• [Source data]
====
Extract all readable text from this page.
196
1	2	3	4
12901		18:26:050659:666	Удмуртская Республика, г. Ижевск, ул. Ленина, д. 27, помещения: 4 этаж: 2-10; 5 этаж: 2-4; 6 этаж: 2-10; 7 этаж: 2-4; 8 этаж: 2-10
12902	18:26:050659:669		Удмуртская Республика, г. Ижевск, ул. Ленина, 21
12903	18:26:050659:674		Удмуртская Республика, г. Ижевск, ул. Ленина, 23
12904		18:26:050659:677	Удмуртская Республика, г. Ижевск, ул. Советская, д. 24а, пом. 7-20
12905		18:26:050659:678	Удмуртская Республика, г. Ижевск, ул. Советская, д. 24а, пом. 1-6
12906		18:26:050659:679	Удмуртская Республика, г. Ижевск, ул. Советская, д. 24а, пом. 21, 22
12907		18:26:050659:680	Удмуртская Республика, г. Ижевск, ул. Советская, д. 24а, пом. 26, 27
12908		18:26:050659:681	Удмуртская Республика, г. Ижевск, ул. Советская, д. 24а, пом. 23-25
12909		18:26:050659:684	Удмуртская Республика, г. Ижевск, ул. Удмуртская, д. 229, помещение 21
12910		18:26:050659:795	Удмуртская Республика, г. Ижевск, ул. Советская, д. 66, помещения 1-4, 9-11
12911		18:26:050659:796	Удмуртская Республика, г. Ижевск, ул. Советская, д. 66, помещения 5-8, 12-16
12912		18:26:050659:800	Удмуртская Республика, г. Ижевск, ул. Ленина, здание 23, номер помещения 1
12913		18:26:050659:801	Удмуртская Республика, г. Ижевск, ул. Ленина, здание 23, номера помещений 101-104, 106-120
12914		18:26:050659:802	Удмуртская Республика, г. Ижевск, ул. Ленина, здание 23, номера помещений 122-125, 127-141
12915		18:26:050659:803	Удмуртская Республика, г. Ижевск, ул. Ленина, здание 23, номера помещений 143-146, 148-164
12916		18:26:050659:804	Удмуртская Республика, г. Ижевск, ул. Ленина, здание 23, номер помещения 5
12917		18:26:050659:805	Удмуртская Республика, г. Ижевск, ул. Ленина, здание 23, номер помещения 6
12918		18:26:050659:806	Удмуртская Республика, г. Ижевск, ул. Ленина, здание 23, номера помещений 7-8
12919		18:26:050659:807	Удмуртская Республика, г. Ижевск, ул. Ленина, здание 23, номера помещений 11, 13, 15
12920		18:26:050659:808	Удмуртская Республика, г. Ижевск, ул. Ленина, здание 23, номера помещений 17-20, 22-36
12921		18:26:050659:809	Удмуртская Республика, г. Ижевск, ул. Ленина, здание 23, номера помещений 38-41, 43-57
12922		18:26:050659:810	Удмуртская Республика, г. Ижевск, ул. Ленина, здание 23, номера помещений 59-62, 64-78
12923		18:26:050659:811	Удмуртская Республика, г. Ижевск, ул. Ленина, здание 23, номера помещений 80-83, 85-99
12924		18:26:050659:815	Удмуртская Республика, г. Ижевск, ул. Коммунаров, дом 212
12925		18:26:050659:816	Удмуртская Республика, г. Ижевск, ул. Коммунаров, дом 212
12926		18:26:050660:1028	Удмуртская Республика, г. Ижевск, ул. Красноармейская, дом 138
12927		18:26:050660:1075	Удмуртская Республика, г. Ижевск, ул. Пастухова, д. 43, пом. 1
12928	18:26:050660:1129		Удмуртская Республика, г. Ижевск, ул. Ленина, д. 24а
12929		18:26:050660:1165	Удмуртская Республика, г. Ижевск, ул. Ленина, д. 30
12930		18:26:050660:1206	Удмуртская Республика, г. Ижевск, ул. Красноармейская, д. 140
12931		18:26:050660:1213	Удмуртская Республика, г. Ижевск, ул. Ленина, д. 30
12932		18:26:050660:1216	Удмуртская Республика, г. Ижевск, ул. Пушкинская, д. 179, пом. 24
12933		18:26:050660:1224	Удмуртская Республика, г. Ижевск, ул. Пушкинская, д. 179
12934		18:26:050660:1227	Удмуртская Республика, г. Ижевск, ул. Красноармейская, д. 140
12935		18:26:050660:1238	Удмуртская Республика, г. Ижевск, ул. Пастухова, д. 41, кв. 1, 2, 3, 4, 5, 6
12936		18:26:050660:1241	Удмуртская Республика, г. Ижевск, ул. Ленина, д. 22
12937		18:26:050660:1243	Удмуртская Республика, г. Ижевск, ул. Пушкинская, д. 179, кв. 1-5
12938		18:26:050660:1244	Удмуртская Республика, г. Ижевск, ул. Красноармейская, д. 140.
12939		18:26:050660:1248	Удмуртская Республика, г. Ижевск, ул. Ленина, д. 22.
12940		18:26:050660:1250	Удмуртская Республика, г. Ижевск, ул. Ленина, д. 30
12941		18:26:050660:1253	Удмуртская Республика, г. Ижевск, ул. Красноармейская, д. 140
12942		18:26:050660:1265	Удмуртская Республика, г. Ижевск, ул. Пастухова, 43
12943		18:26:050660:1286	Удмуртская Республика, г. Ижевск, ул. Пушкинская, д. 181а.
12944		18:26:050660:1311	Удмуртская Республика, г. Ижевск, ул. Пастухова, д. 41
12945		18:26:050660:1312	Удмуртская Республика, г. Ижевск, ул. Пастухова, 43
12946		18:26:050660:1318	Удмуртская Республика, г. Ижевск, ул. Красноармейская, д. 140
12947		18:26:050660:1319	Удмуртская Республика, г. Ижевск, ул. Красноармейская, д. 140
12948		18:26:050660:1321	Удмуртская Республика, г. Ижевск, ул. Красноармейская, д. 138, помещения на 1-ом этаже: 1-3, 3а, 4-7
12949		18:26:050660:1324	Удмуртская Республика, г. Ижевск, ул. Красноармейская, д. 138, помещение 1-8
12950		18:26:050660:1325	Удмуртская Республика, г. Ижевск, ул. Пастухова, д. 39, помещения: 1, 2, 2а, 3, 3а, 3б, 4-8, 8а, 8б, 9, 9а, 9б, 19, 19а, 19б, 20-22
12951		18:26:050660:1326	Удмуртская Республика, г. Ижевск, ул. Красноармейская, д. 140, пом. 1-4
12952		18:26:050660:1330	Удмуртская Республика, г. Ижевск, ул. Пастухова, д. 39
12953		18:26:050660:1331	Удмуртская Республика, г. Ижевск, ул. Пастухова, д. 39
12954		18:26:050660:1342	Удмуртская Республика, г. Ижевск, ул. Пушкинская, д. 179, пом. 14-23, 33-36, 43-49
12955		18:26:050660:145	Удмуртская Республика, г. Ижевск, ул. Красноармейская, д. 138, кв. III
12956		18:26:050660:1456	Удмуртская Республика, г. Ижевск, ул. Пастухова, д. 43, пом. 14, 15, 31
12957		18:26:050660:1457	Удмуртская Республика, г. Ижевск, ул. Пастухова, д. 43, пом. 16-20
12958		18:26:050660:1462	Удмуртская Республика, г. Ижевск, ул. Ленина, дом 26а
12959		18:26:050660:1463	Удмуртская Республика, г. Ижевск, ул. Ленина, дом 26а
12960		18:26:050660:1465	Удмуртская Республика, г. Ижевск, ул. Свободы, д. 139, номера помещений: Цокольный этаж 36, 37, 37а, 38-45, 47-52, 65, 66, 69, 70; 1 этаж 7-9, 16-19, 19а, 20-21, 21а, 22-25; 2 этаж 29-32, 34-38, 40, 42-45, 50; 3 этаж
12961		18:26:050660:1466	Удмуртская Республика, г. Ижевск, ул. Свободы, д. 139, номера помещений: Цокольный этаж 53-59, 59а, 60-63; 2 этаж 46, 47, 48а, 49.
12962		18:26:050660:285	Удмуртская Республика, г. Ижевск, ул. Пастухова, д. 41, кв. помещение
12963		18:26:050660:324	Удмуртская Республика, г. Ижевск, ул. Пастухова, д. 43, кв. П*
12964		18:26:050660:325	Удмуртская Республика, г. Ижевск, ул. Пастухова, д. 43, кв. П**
====
From the material above, count the lines that include "Красноармейская" and give only the total.

11